(Stored data)
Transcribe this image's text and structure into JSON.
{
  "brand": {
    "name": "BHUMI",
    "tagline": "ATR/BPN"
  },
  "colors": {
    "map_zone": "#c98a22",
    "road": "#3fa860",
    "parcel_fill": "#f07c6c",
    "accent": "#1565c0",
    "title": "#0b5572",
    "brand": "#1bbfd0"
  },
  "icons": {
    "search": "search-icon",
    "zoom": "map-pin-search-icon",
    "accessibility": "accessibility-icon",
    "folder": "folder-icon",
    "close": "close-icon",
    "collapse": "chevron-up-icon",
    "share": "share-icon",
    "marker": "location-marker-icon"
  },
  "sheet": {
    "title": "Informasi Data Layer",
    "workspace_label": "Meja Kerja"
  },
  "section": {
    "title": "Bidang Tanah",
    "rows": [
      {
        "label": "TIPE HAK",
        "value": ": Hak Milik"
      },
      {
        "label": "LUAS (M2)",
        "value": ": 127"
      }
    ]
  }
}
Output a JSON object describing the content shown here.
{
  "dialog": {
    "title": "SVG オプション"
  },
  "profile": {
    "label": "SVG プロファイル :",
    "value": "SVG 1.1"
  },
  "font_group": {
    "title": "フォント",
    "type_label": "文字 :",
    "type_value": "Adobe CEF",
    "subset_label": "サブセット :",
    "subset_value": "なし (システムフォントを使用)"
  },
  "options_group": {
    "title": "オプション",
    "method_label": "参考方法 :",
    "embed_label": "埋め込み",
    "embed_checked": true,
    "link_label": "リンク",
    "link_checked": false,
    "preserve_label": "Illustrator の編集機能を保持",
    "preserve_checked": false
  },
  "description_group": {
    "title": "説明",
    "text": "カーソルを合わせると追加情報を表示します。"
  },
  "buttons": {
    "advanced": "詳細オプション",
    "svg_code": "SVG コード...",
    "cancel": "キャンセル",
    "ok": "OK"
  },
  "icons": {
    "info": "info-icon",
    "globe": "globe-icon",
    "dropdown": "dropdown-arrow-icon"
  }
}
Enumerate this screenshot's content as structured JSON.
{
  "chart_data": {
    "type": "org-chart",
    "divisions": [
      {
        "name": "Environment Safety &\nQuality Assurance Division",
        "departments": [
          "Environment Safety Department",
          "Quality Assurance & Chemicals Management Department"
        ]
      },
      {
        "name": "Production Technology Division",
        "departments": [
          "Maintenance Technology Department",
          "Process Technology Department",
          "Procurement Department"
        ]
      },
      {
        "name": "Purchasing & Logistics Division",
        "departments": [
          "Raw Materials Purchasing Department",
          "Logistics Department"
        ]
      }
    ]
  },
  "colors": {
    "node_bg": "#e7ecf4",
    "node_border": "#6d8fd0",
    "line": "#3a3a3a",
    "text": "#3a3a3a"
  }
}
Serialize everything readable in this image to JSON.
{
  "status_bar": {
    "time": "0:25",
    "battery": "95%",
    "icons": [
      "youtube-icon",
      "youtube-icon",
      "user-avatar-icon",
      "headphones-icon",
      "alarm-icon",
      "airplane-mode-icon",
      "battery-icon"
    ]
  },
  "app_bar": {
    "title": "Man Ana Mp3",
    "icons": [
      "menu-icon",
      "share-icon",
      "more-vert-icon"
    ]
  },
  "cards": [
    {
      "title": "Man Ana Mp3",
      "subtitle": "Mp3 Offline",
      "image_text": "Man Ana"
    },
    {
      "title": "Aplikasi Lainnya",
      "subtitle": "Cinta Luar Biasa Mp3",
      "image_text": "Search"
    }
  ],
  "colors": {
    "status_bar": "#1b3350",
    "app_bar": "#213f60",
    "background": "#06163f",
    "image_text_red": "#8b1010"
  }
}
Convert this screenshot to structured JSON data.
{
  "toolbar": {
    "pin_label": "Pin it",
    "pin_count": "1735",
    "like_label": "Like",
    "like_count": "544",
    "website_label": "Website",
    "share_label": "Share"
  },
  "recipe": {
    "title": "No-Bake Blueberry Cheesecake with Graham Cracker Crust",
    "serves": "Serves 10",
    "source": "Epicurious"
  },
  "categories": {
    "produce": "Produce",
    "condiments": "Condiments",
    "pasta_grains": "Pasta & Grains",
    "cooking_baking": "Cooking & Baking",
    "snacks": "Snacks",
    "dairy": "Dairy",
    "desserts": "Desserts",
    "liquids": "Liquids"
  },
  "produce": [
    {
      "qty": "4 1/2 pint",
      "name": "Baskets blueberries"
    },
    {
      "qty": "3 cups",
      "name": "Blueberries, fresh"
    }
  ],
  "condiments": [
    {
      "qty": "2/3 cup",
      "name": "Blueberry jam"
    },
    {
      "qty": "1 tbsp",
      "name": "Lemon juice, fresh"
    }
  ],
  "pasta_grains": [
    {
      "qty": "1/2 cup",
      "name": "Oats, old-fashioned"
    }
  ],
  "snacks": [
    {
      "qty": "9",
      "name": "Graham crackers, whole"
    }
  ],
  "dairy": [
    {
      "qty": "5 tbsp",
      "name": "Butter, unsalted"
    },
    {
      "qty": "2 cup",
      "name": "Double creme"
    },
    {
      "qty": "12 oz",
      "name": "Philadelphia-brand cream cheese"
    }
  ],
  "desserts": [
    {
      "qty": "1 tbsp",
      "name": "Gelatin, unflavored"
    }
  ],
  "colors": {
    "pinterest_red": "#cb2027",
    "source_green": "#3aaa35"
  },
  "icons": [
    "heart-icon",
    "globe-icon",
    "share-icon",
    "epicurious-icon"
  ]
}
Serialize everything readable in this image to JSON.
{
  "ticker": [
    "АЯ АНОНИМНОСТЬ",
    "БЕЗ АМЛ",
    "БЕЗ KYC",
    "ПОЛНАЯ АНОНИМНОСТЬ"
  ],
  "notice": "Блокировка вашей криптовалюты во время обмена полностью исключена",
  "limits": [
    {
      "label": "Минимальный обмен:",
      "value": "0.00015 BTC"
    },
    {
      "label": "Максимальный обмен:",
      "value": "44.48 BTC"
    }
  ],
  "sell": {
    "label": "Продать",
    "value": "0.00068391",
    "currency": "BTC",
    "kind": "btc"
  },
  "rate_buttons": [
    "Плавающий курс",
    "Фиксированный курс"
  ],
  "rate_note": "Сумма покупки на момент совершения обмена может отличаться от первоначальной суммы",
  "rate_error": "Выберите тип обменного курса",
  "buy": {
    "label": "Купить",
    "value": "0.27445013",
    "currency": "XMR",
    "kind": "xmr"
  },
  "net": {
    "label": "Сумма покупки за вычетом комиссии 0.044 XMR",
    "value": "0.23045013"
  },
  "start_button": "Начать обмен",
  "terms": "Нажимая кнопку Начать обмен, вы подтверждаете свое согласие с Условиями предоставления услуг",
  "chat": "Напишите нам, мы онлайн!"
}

• Your task: Going through the data, tally the lines containing "subtitle" and report only the result.

• Final result: 2